Exercise material >>
######

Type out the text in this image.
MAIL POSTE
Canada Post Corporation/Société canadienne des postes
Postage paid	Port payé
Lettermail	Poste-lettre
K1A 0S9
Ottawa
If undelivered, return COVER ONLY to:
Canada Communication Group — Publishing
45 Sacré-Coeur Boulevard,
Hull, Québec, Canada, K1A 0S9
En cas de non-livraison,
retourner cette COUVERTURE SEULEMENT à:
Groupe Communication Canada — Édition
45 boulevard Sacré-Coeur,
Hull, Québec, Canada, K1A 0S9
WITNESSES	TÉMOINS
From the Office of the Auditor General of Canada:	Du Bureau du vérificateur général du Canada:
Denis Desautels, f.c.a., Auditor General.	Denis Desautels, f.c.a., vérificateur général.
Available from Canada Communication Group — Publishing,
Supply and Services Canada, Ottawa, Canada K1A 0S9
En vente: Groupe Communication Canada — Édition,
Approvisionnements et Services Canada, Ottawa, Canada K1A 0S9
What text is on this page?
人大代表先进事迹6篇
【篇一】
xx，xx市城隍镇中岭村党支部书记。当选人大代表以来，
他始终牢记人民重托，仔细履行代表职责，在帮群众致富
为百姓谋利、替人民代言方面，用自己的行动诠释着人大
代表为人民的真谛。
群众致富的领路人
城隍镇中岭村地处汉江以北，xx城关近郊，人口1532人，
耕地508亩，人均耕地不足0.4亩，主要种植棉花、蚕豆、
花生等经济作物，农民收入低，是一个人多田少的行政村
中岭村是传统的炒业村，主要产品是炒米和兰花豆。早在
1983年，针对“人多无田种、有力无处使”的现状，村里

######

What to do >> Write out the entries in full, exactly as given.

Final answer >>
Type out the text in this image.
MAIL POSTE
Canada Post Corporation/Société canadienne des postes
Postage paid	Port payé
Lettermail	Poste-lettre
K1A 0S9
Ottawa
If undelivered, return COVER ONLY to:
Canada Communication Group — Publishing
45 Sacré-Coeur Boulevard,
Hull, Québec, Canada, K1A 0S9
En cas de non-livraison,
retourner cette COUVERTURE SEULEMENT à:
Groupe Communication Canada — Édition
45 boulevard Sacré-Coeur,
Hull, Québec, Canada, K1A 0S9
WITNESSES	TÉMOINS
From the Office of the Auditor General of Canada:	Du Bureau du vérificateur général du Canada:
Denis Desautels, f.c.a., Auditor General.	Denis Desautels, f.c.a., vérificateur général.
Available from Canada Communication Group — Publishing,
Supply and Services Canada, Ottawa, Canada K1A 0S9
En vente: Groupe Communication Canada — Édition,
Approvisionnements et Services Canada, Ottawa, Canada K1A 0S9
What text is on this page?
人大代表先进事迹6篇
【篇一】
xx，xx市城隍镇中岭村党支部书记。当选人大代表以来，
他始终牢记人民重托，仔细履行代表职责，在帮群众致富
为百姓谋利、替人民代言方面，用自己的行动诠释着人大
代表为人民的真谛。
群众致富的领路人
城隍镇中岭村地处汉江以北，xx城关近郊，人口1532人，
耕地508亩，人均耕地不足0.4亩，主要种植棉花、蚕豆、
花生等经济作物，农民收入低，是一个人多田少的行政村
中岭村是传统的炒业村，主要产品是炒米和兰花豆。早在
1983年，针对“人多无田种、有力无处使”的现状，村里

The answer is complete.